_SHORT PROBLEM_.
Reproduce the complete listing without any deviation.

## Begin

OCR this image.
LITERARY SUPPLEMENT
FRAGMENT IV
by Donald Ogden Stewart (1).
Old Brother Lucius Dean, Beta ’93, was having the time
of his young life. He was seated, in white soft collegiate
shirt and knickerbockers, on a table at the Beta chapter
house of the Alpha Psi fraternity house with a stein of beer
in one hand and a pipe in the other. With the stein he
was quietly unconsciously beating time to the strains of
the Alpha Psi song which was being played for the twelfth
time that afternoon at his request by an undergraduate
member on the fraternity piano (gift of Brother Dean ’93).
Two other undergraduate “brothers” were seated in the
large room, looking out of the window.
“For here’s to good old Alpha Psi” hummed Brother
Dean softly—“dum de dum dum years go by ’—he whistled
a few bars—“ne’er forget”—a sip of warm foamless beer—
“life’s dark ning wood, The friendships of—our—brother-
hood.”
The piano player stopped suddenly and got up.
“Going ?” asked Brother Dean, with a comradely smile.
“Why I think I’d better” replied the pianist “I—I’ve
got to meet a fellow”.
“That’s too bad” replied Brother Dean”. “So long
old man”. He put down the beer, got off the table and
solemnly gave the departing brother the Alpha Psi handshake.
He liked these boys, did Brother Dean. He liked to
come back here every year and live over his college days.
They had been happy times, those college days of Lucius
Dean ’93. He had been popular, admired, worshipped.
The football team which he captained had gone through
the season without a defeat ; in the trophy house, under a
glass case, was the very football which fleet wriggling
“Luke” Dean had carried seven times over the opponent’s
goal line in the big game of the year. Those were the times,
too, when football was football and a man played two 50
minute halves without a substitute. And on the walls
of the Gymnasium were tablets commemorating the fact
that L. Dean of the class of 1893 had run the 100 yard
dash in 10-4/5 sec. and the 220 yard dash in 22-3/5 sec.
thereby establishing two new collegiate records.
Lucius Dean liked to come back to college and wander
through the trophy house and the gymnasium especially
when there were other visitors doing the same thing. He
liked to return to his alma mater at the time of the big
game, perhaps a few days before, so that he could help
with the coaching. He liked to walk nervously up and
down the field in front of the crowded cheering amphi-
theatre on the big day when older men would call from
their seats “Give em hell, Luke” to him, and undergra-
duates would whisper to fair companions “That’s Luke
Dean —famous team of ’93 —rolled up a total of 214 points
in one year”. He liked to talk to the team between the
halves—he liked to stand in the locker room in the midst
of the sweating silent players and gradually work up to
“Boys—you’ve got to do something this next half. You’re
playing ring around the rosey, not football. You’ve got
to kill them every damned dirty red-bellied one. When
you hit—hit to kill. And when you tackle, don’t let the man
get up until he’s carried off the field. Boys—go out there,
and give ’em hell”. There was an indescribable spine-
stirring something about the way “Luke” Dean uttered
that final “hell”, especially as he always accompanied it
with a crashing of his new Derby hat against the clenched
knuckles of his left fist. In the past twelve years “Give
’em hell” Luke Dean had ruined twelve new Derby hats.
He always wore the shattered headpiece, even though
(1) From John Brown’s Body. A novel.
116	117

## End

_WRITTEN RESPONSE_.
OCR this image.
LITERARY SUPPLEMENT
FRAGMENT IV
by Donald Ogden Stewart (1).
Old Brother Lucius Dean, Beta ’93, was having the time
of his young life. He was seated, in white soft collegiate
shirt and knickerbockers, on a table at the Beta chapter
house of the Alpha Psi fraternity house with a stein of beer
in one hand and a pipe in the other. With the stein he
was quietly unconsciously beating time to the strains of
the Alpha Psi song which was being played for the twelfth
time that afternoon at his request by an undergraduate
member on the fraternity piano (gift of Brother Dean ’93).
Two other undergraduate “brothers” were seated in the
large room, looking out of the window.
“For here’s to good old Alpha Psi” hummed Brother
Dean softly—“dum de dum dum years go by ’—he whistled
a few bars—“ne’er forget”—a sip of warm foamless beer—
“life’s dark ning wood, The friendships of—our—brother-
hood.”
The piano player stopped suddenly and got up.
“Going ?” asked Brother Dean, with a comradely smile.
“Why I think I’d better” replied the pianist “I—I’ve
got to meet a fellow”.
“That’s too bad” replied Brother Dean”. “So long
old man”. He put down the beer, got off the table and
solemnly gave the departing brother the Alpha Psi handshake.
He liked these boys, did Brother Dean. He liked to
come back here every year and live over his college days.
They had been happy times, those college days of Lucius
Dean ’93. He had been popular, admired, worshipped.
The football team which he captained had gone through
the season without a defeat ; in the trophy house, under a
glass case, was the very football which fleet wriggling
“Luke” Dean had carried seven times over the opponent’s
goal line in the big game of the year. Those were the times,
too, when football was football and a man played two 50
minute halves without a substitute. And on the walls
of the Gymnasium were tablets commemorating the fact
that L. Dean of the class of 1893 had run the 100 yard
dash in 10-4/5 sec. and the 220 yard dash in 22-3/5 sec.
thereby establishing two new collegiate records.
Lucius Dean liked to come back to college and wander
through the trophy house and the gymnasium especially
when there were other visitors doing the same thing. He
liked to return to his alma mater at the time of the big
game, perhaps a few days before, so that he could help
with the coaching. He liked to walk nervously up and
down the field in front of the crowded cheering amphi-
theatre on the big day when older men would call from
their seats “Give em hell, Luke” to him, and undergra-
duates would whisper to fair companions “That’s Luke
Dean —famous team of ’93 —rolled up a total of 214 points
in one year”. He liked to talk to the team between the
halves—he liked to stand in the locker room in the midst
of the sweating silent players and gradually work up to
“Boys—you’ve got to do something this next half. You’re
playing ring around the rosey, not football. You’ve got
to kill them every damned dirty red-bellied one. When
you hit—hit to kill. And when you tackle, don’t let the man
get up until he’s carried off the field. Boys—go out there,
and give ’em hell”. There was an indescribable spine-
stirring something about the way “Luke” Dean uttered
that final “hell”, especially as he always accompanied it
with a crashing of his new Derby hat against the clenched
knuckles of his left fist. In the past twelve years “Give
’em hell” Luke Dean had ruined twelve new Derby hats.
He always wore the shattered headpiece, even though
(1) From John Brown’s Body. A novel.
116	117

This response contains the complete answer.